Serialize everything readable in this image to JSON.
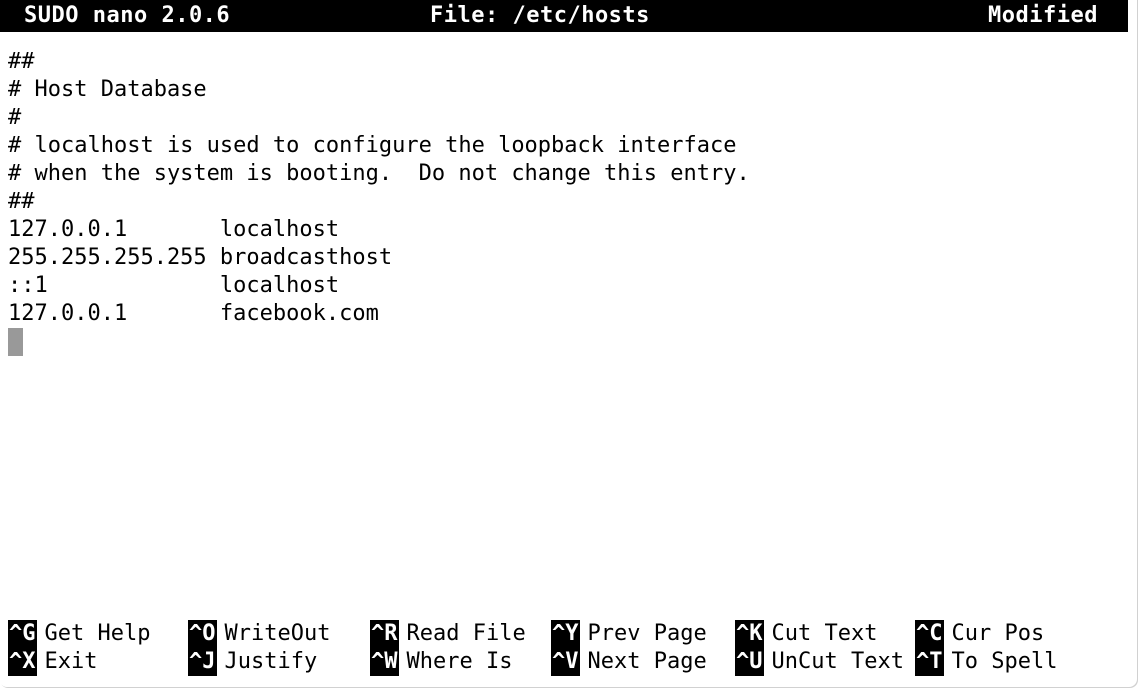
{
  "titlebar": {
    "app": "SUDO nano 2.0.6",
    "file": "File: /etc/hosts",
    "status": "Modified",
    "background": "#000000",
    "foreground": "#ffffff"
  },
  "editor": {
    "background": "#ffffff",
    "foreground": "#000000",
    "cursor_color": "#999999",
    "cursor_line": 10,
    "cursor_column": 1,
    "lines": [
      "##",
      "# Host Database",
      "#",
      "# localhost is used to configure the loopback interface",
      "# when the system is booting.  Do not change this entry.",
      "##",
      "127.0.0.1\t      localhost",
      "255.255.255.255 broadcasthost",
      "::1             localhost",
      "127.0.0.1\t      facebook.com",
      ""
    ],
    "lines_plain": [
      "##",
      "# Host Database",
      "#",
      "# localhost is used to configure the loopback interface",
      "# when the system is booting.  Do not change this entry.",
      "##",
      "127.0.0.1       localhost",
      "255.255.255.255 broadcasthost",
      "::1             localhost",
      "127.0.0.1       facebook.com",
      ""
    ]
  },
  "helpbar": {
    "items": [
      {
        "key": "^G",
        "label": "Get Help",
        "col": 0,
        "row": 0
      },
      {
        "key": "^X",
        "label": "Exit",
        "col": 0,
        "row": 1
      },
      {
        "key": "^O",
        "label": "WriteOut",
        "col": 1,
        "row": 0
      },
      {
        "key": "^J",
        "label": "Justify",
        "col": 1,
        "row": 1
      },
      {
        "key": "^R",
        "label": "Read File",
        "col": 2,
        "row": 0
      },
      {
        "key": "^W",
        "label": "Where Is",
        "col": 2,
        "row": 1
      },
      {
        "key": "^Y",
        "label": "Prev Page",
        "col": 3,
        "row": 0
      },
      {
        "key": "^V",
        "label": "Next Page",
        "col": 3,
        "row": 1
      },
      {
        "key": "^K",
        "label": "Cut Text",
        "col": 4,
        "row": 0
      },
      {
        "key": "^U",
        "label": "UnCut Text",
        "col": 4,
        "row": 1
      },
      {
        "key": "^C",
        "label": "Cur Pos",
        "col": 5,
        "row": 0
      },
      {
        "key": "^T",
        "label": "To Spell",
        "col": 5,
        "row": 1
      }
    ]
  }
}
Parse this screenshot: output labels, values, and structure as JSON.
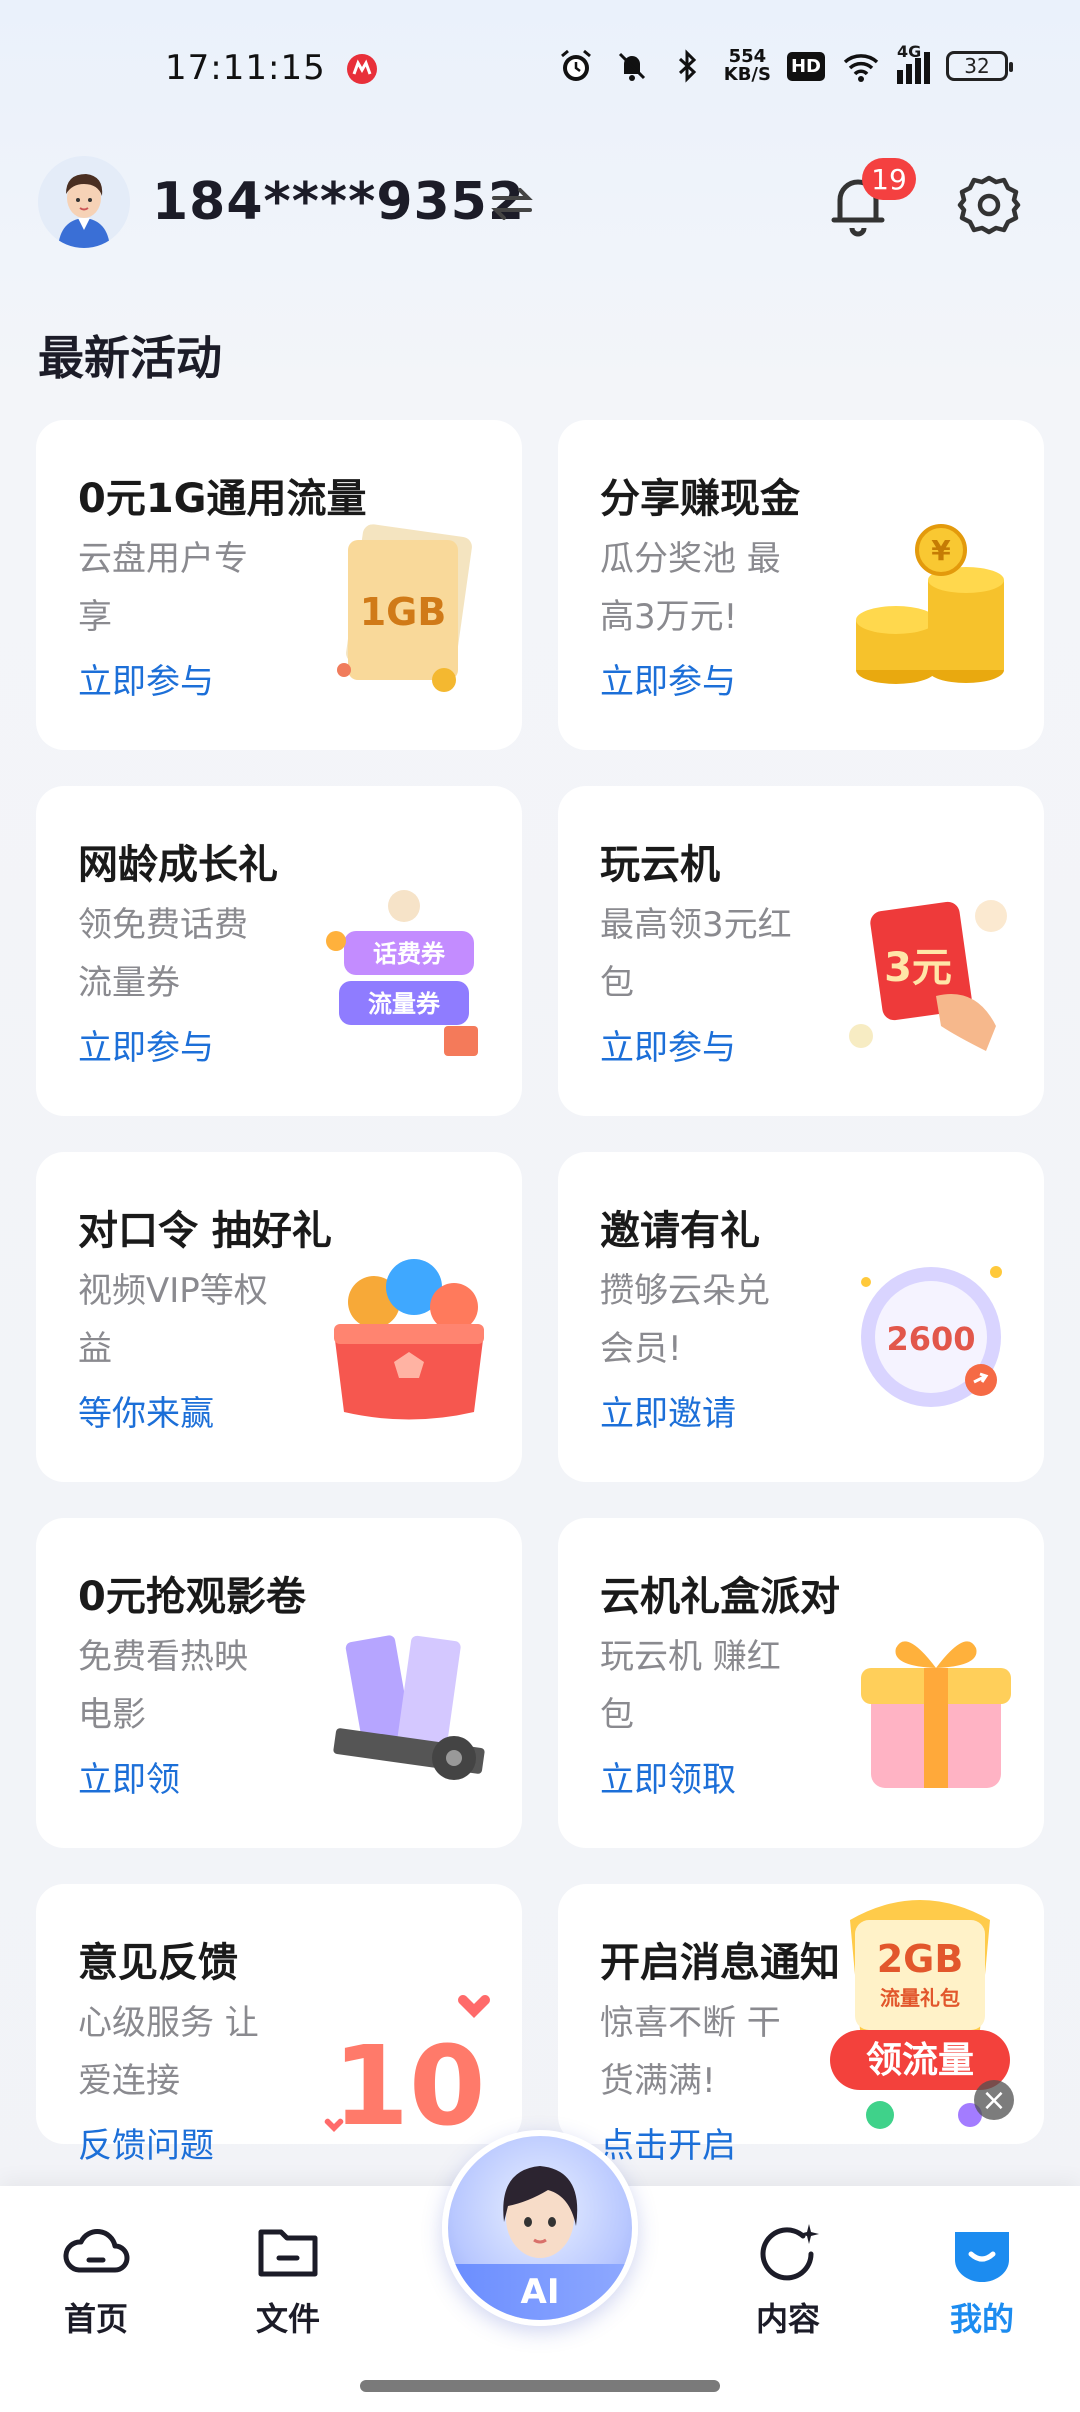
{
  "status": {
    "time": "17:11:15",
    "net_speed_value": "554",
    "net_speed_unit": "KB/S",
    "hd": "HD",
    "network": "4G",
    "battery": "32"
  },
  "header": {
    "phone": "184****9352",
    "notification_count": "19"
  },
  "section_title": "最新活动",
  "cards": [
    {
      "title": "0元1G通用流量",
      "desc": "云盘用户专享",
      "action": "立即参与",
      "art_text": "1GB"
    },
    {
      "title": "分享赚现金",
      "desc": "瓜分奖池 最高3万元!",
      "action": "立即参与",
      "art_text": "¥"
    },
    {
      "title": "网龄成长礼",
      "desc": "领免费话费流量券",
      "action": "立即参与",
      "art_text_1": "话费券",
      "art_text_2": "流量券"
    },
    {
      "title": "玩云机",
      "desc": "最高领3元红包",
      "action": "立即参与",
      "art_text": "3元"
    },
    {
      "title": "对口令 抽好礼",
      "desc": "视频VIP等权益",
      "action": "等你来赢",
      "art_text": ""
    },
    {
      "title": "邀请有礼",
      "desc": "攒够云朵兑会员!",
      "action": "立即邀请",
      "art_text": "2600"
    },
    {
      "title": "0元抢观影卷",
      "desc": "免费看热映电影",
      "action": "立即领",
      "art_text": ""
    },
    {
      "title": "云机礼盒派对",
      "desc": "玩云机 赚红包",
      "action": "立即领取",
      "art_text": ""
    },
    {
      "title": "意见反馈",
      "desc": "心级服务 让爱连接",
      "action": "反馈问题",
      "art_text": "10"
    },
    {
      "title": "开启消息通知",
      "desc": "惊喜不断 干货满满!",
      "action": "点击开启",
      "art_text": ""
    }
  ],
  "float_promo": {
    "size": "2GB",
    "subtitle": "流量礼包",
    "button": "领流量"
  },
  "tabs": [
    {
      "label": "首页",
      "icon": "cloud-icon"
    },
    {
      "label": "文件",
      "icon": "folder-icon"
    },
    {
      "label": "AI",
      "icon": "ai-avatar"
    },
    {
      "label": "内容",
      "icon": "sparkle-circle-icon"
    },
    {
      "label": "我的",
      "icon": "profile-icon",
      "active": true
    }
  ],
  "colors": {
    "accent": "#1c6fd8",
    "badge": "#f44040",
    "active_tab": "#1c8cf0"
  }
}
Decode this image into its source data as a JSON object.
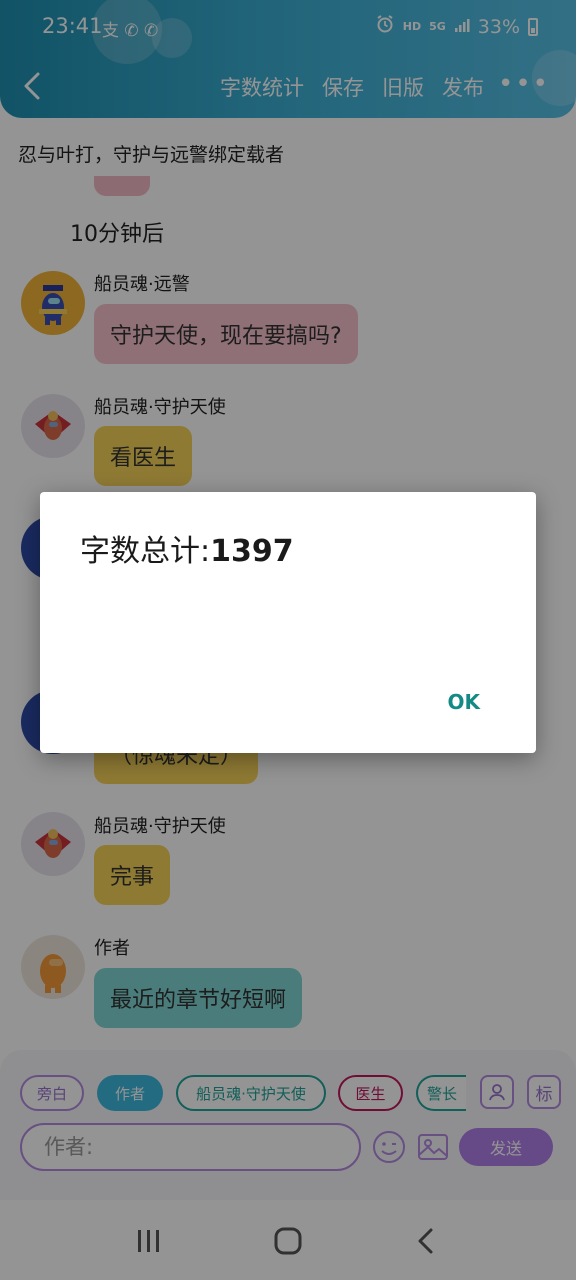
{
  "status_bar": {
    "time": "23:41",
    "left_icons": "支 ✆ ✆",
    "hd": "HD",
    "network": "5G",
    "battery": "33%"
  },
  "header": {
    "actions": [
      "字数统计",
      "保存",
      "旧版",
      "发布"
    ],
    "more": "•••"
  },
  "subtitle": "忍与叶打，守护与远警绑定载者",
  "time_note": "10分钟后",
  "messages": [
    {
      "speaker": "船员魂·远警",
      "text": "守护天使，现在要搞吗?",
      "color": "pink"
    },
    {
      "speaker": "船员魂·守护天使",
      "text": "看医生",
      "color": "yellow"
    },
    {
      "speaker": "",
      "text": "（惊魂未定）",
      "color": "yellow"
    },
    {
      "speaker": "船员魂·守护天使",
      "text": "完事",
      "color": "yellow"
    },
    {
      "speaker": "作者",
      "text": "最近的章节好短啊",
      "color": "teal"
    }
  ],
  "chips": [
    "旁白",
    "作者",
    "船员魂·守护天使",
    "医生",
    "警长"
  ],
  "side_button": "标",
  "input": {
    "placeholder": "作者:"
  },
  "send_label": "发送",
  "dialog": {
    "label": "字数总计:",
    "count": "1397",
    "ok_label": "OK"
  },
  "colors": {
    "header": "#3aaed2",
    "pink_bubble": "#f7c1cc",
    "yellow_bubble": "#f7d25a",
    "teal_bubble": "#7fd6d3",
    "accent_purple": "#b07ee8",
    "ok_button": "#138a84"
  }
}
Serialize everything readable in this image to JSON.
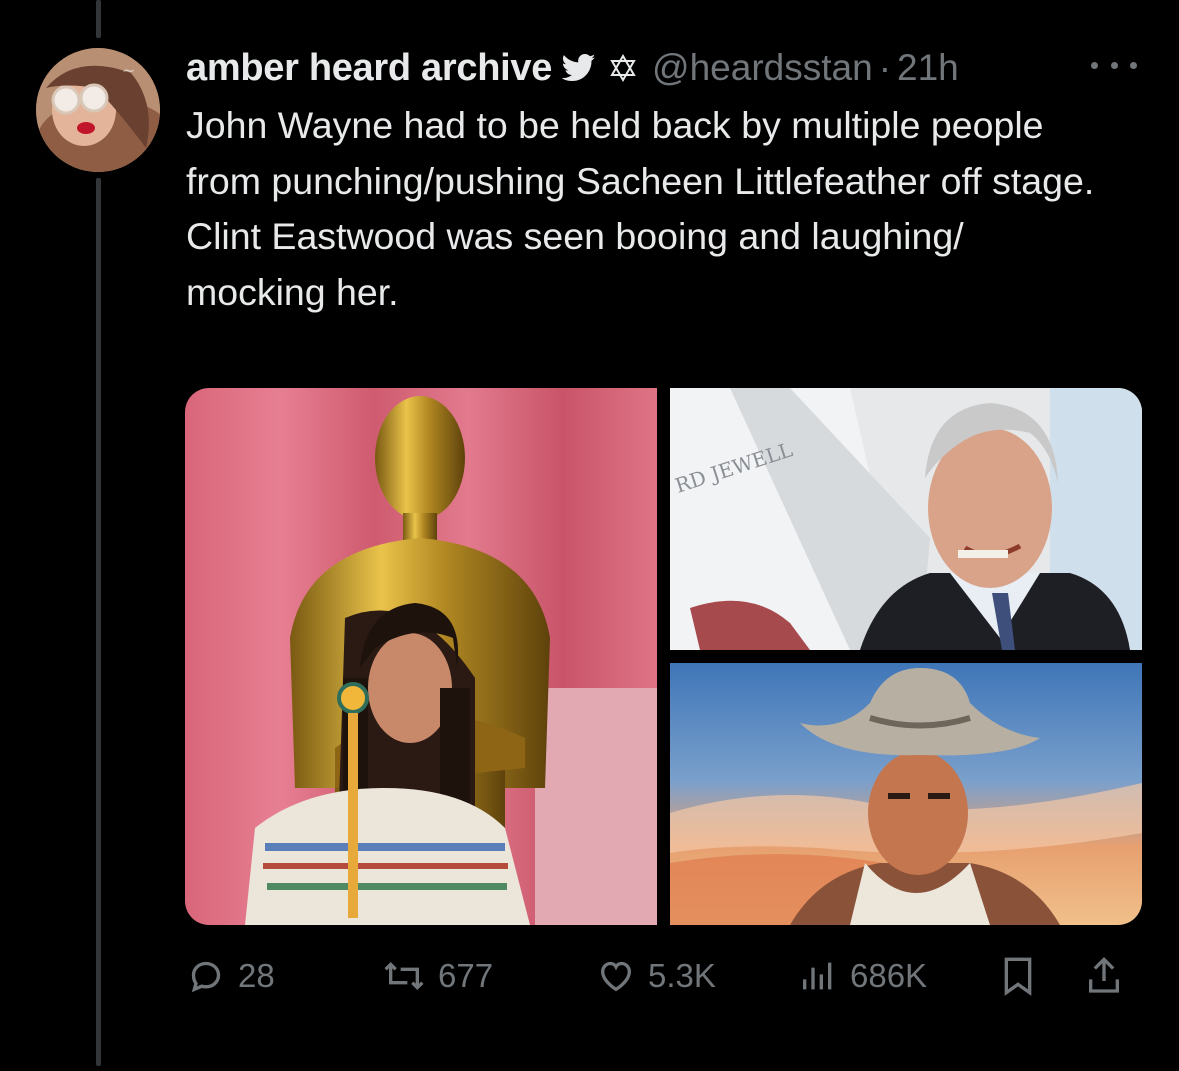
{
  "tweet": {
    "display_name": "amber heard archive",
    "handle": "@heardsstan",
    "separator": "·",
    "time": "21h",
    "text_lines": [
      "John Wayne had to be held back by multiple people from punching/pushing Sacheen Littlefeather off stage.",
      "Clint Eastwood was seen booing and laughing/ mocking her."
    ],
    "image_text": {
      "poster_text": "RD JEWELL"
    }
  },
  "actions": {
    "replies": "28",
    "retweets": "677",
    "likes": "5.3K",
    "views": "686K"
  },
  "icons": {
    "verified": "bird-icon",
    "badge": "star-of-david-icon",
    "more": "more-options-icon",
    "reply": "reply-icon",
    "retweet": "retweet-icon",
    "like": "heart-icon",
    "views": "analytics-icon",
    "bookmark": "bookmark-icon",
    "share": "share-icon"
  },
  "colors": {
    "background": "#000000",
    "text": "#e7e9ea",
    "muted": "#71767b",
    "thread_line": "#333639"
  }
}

• **Written task**:
Every record above should be written out again without change, except that the pictures are left out.

• **Expected output**:
Serialize everything readable in this image to JSON.
{
  "titlebar": {
    "app": "SUDO nano 2.0.6",
    "file": "File: /etc/hosts",
    "status": "Modified",
    "background": "#000000",
    "foreground": "#ffffff"
  },
  "editor": {
    "background": "#ffffff",
    "foreground": "#000000",
    "cursor_color": "#999999",
    "cursor_line": 10,
    "cursor_column": 1,
    "lines": [
      "##",
      "# Host Database",
      "#",
      "# localhost is used to configure the loopback interface",
      "# when the system is booting.  Do not change this entry.",
      "##",
      "127.0.0.1\t      localhost",
      "255.255.255.255 broadcasthost",
      "::1             localhost",
      "127.0.0.1\t      facebook.com",
      ""
    ],
    "lines_plain": [
      "##",
      "# Host Database",
      "#",
      "# localhost is used to configure the loopback interface",
      "# when the system is booting.  Do not change this entry.",
      "##",
      "127.0.0.1       localhost",
      "255.255.255.255 broadcasthost",
      "::1             localhost",
      "127.0.0.1       facebook.com",
      ""
    ]
  },
  "helpbar": {
    "items": [
      {
        "key": "^G",
        "label": "Get Help",
        "col": 0,
        "row": 0
      },
      {
        "key": "^X",
        "label": "Exit",
        "col": 0,
        "row": 1
      },
      {
        "key": "^O",
        "label": "WriteOut",
        "col": 1,
        "row": 0
      },
      {
        "key": "^J",
        "label": "Justify",
        "col": 1,
        "row": 1
      },
      {
        "key": "^R",
        "label": "Read File",
        "col": 2,
        "row": 0
      },
      {
        "key": "^W",
        "label": "Where Is",
        "col": 2,
        "row": 1
      },
      {
        "key": "^Y",
        "label": "Prev Page",
        "col": 3,
        "row": 0
      },
      {
        "key": "^V",
        "label": "Next Page",
        "col": 3,
        "row": 1
      },
      {
        "key": "^K",
        "label": "Cut Text",
        "col": 4,
        "row": 0
      },
      {
        "key": "^U",
        "label": "UnCut Text",
        "col": 4,
        "row": 1
      },
      {
        "key": "^C",
        "label": "Cur Pos",
        "col": 5,
        "row": 0
      },
      {
        "key": "^T",
        "label": "To Spell",
        "col": 5,
        "row": 1
      }
    ]
  }
}
Parse this screenshot: output labels, values, and structure as JSON.
{
  "status": {
    "time": "17:11:15",
    "net_speed_value": "554",
    "net_speed_unit": "KB/S",
    "hd": "HD",
    "network": "4G",
    "battery": "32"
  },
  "header": {
    "phone": "184****9352",
    "notification_count": "19"
  },
  "section_title": "最新活动",
  "cards": [
    {
      "title": "0元1G通用流量",
      "desc": "云盘用户专享",
      "action": "立即参与",
      "art_text": "1GB"
    },
    {
      "title": "分享赚现金",
      "desc": "瓜分奖池 最高3万元!",
      "action": "立即参与",
      "art_text": "¥"
    },
    {
      "title": "网龄成长礼",
      "desc": "领免费话费流量券",
      "action": "立即参与",
      "art_text_1": "话费券",
      "art_text_2": "流量券"
    },
    {
      "title": "玩云机",
      "desc": "最高领3元红包",
      "action": "立即参与",
      "art_text": "3元"
    },
    {
      "title": "对口令 抽好礼",
      "desc": "视频VIP等权益",
      "action": "等你来赢",
      "art_text": ""
    },
    {
      "title": "邀请有礼",
      "desc": "攒够云朵兑会员!",
      "action": "立即邀请",
      "art_text": "2600"
    },
    {
      "title": "0元抢观影卷",
      "desc": "免费看热映电影",
      "action": "立即领",
      "art_text": ""
    },
    {
      "title": "云机礼盒派对",
      "desc": "玩云机 赚红包",
      "action": "立即领取",
      "art_text": ""
    },
    {
      "title": "意见反馈",
      "desc": "心级服务 让爱连接",
      "action": "反馈问题",
      "art_text": "10"
    },
    {
      "title": "开启消息通知",
      "desc": "惊喜不断 干货满满!",
      "action": "点击开启",
      "art_text": ""
    }
  ],
  "float_promo": {
    "size": "2GB",
    "subtitle": "流量礼包",
    "button": "领流量"
  },
  "tabs": [
    {
      "label": "首页",
      "icon": "cloud-icon"
    },
    {
      "label": "文件",
      "icon": "folder-icon"
    },
    {
      "label": "AI",
      "icon": "ai-avatar"
    },
    {
      "label": "内容",
      "icon": "sparkle-circle-icon"
    },
    {
      "label": "我的",
      "icon": "profile-icon",
      "active": true
    }
  ],
  "colors": {
    "accent": "#1c6fd8",
    "badge": "#f44040",
    "active_tab": "#1c8cf0"
  }
}
Decode this image into its source data as a JSON object.
{
  "status_bar": {
    "time": "23:41",
    "left_icons": "支 ✆ ✆",
    "hd": "HD",
    "network": "5G",
    "battery": "33%"
  },
  "header": {
    "actions": [
      "字数统计",
      "保存",
      "旧版",
      "发布"
    ],
    "more": "•••"
  },
  "subtitle": "忍与叶打，守护与远警绑定载者",
  "time_note": "10分钟后",
  "messages": [
    {
      "speaker": "船员魂·远警",
      "text": "守护天使，现在要搞吗?",
      "color": "pink"
    },
    {
      "speaker": "船员魂·守护天使",
      "text": "看医生",
      "color": "yellow"
    },
    {
      "speaker": "",
      "text": "（惊魂未定）",
      "color": "yellow"
    },
    {
      "speaker": "船员魂·守护天使",
      "text": "完事",
      "color": "yellow"
    },
    {
      "speaker": "作者",
      "text": "最近的章节好短啊",
      "color": "teal"
    }
  ],
  "chips": [
    "旁白",
    "作者",
    "船员魂·守护天使",
    "医生",
    "警长"
  ],
  "side_button": "标",
  "input": {
    "placeholder": "作者:"
  },
  "send_label": "发送",
  "dialog": {
    "label": "字数总计:",
    "count": "1397",
    "ok_label": "OK"
  },
  "colors": {
    "header": "#3aaed2",
    "pink_bubble": "#f7c1cc",
    "yellow_bubble": "#f7d25a",
    "teal_bubble": "#7fd6d3",
    "accent_purple": "#b07ee8",
    "ok_button": "#138a84"
  }
}
Serialize everything readable in this image to JSON.
{
  "tweet": {
    "display_name": "amber heard archive",
    "handle": "@heardsstan",
    "separator": "·",
    "time": "21h",
    "text_lines": [
      "John Wayne had to be held back by multiple people from punching/pushing Sacheen Littlefeather off stage.",
      "Clint Eastwood was seen booing and laughing/ mocking her."
    ],
    "image_text": {
      "poster_text": "RD JEWELL"
    }
  },
  "actions": {
    "replies": "28",
    "retweets": "677",
    "likes": "5.3K",
    "views": "686K"
  },
  "icons": {
    "verified": "bird-icon",
    "badge": "star-of-david-icon",
    "more": "more-options-icon",
    "reply": "reply-icon",
    "retweet": "retweet-icon",
    "like": "heart-icon",
    "views": "analytics-icon",
    "bookmark": "bookmark-icon",
    "share": "share-icon"
  },
  "colors": {
    "background": "#000000",
    "text": "#e7e9ea",
    "muted": "#71767b",
    "thread_line": "#333639"
  }
}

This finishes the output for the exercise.